Problem details:
Gather up the lines that contain "udzielone".

(Records from a data source)

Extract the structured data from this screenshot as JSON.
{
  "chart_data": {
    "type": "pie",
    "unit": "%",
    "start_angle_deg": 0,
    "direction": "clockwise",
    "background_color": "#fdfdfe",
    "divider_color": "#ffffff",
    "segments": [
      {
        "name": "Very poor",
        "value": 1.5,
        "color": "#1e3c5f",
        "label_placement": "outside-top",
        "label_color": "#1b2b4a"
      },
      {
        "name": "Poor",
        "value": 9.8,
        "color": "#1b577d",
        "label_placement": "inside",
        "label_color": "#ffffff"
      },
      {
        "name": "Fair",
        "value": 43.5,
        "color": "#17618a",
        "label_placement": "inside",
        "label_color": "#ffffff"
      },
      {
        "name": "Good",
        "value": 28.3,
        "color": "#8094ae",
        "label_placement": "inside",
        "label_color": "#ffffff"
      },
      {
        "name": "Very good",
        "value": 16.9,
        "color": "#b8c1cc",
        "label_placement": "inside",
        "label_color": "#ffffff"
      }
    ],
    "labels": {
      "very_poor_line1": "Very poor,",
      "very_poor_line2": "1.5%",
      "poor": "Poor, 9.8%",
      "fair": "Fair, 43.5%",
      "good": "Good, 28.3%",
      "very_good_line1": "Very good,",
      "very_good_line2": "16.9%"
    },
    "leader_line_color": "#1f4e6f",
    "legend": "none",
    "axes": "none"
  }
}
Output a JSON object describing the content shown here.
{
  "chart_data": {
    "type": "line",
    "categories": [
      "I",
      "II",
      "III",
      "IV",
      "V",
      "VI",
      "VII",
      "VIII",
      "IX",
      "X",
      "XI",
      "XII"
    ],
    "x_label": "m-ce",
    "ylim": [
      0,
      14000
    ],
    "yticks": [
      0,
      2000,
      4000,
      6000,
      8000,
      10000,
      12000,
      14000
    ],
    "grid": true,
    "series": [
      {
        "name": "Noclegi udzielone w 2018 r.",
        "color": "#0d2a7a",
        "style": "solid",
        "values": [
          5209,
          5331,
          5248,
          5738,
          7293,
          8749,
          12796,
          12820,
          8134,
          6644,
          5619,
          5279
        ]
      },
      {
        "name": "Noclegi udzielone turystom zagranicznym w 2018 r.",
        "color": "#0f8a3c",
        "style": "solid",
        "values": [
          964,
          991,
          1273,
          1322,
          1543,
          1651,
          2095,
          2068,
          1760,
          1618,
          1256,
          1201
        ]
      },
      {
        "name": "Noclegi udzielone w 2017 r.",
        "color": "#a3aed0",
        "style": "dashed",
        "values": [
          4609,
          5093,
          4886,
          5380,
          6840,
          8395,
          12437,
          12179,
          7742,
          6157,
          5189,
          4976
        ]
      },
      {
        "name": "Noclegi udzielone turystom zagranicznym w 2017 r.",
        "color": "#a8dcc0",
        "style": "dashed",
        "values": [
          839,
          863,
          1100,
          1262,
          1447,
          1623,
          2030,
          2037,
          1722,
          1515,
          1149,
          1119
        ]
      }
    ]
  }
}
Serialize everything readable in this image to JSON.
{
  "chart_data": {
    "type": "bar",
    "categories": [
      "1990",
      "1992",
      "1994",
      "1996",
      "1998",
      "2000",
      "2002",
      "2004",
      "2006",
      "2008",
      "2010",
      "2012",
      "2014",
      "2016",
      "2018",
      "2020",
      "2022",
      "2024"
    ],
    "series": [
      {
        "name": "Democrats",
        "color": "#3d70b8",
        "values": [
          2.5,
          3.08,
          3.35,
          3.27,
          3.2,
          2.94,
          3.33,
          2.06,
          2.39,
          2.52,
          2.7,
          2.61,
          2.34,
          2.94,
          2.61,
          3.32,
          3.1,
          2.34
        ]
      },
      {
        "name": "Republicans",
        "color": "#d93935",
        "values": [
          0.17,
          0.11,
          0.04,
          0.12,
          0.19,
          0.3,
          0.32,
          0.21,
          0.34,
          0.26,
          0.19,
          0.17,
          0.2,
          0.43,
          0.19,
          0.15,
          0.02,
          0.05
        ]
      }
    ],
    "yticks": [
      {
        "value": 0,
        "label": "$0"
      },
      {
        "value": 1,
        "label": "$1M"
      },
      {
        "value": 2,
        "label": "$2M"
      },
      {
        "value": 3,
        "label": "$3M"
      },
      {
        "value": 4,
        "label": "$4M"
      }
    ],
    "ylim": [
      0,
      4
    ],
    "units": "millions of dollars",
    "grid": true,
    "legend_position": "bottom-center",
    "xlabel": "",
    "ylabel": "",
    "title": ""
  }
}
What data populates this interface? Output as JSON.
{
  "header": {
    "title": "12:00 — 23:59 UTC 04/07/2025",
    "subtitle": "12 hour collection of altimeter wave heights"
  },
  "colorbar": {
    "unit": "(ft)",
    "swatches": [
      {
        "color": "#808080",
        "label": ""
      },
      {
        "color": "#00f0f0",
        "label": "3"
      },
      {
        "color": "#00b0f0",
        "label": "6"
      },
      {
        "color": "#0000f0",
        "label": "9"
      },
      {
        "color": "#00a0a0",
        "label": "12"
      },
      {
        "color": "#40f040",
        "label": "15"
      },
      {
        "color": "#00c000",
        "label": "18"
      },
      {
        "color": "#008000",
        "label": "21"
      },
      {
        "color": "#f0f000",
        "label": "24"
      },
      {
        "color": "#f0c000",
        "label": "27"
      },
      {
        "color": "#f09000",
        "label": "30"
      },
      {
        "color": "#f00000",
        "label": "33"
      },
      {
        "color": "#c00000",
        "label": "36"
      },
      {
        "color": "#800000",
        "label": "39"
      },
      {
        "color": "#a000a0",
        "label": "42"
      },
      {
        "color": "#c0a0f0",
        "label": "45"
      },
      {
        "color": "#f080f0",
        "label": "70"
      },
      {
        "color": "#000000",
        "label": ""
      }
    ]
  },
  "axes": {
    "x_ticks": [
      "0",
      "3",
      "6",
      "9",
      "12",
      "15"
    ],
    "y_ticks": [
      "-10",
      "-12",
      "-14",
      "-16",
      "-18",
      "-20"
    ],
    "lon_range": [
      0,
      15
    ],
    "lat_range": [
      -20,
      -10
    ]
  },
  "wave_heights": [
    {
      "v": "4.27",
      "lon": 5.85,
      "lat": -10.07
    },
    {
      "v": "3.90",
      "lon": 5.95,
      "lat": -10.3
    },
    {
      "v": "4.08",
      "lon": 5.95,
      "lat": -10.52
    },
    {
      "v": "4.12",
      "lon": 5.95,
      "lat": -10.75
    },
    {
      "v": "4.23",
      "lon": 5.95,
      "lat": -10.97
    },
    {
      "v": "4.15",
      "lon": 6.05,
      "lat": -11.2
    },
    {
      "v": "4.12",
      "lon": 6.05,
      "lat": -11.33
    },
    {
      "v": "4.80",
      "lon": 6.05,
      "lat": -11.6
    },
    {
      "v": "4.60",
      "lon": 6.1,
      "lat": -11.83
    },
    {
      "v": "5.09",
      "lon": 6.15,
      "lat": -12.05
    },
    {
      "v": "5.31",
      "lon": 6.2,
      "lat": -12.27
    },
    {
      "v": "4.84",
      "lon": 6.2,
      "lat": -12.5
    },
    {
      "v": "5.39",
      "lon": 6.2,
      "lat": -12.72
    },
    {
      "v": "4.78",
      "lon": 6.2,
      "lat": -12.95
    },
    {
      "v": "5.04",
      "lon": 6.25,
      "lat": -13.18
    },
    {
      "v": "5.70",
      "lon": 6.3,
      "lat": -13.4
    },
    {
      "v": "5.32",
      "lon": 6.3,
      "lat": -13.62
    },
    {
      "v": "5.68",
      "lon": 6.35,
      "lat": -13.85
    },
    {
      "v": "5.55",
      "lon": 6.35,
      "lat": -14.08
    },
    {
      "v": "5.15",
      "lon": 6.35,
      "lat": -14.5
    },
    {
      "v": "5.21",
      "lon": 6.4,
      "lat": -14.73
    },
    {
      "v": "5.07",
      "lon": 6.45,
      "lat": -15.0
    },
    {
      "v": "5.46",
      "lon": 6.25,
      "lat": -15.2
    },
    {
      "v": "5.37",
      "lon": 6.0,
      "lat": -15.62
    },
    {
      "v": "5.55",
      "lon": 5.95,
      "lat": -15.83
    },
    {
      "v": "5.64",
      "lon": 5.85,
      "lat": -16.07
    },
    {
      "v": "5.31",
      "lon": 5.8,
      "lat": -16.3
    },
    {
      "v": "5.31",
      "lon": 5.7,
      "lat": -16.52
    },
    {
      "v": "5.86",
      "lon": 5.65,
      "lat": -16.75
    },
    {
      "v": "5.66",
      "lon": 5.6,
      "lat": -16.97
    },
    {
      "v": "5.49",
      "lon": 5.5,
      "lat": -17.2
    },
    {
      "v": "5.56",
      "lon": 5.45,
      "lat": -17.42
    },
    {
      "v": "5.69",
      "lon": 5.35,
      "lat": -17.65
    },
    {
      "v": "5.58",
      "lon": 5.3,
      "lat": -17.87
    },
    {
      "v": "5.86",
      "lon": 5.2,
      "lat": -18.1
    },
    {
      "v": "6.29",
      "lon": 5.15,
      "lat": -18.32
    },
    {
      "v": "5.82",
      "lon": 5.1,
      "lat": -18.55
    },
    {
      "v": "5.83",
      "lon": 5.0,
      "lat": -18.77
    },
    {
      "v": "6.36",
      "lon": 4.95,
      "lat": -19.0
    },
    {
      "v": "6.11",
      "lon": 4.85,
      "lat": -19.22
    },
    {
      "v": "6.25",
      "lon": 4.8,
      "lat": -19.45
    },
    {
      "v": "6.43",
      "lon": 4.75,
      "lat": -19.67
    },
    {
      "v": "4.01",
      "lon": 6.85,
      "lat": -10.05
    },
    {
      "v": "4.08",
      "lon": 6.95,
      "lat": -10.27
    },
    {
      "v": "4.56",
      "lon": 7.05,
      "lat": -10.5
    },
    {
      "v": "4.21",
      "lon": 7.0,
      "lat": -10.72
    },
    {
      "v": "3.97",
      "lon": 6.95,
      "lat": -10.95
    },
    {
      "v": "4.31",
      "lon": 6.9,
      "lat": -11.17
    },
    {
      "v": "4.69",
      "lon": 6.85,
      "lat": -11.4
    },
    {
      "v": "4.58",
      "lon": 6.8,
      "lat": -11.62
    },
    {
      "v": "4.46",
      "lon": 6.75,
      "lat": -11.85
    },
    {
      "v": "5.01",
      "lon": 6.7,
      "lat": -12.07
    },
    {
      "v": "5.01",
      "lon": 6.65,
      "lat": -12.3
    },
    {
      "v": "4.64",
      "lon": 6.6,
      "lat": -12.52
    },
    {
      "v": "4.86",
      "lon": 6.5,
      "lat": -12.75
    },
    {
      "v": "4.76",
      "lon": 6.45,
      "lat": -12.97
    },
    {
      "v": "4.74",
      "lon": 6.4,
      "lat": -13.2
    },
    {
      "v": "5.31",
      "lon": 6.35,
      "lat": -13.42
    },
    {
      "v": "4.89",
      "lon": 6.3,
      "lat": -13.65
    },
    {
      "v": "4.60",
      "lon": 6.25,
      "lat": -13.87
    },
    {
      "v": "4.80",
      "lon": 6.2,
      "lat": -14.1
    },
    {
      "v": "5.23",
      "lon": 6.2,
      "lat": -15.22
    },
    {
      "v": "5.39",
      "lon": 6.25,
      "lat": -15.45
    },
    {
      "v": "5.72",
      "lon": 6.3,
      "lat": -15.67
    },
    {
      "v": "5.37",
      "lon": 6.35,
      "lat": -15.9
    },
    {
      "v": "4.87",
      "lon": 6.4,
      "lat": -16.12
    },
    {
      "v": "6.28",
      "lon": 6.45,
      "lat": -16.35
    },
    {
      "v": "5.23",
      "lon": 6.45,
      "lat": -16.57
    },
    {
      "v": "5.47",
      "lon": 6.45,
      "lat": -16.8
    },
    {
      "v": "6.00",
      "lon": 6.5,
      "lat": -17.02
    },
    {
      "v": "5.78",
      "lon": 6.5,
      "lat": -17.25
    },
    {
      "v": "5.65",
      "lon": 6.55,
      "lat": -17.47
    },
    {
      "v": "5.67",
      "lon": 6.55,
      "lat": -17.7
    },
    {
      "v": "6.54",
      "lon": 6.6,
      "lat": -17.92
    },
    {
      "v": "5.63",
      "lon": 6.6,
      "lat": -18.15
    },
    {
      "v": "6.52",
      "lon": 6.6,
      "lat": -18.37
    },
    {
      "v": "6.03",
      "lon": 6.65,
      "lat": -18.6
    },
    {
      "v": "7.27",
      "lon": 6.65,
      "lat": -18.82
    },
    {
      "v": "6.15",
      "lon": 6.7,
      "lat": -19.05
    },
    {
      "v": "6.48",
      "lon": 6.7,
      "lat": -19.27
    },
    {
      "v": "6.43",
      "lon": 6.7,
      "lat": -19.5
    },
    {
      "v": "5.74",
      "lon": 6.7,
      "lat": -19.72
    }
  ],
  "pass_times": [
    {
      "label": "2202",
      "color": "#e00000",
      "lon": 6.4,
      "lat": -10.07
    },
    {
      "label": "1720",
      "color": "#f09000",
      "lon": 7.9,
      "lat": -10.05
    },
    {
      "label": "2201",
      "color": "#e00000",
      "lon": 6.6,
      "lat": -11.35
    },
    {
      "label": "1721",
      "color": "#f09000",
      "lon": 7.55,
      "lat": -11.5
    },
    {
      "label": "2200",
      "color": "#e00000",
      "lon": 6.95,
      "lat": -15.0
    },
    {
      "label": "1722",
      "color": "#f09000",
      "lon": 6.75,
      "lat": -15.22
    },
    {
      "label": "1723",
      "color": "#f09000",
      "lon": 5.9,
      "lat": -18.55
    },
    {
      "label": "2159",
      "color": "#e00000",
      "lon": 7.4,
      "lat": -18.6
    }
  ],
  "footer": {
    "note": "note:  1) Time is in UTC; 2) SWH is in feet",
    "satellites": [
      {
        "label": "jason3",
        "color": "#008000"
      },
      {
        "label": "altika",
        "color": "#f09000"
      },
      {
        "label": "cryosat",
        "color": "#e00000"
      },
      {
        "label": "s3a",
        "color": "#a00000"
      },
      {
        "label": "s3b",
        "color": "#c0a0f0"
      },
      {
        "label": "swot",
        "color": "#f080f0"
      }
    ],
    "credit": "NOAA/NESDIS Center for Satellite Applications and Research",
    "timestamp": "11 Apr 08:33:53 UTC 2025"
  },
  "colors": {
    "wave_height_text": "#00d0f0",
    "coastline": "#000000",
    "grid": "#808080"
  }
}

Solution:
        "name": "Noclegi udzielone w 2018 r.",
        "name": "Noclegi udzielone turystom zagranicznym w 2018 r.",
        "name": "Noclegi udzielone w 2017 r.",
        "name": "Noclegi udzielone turystom zagranicznym w 2017 r.",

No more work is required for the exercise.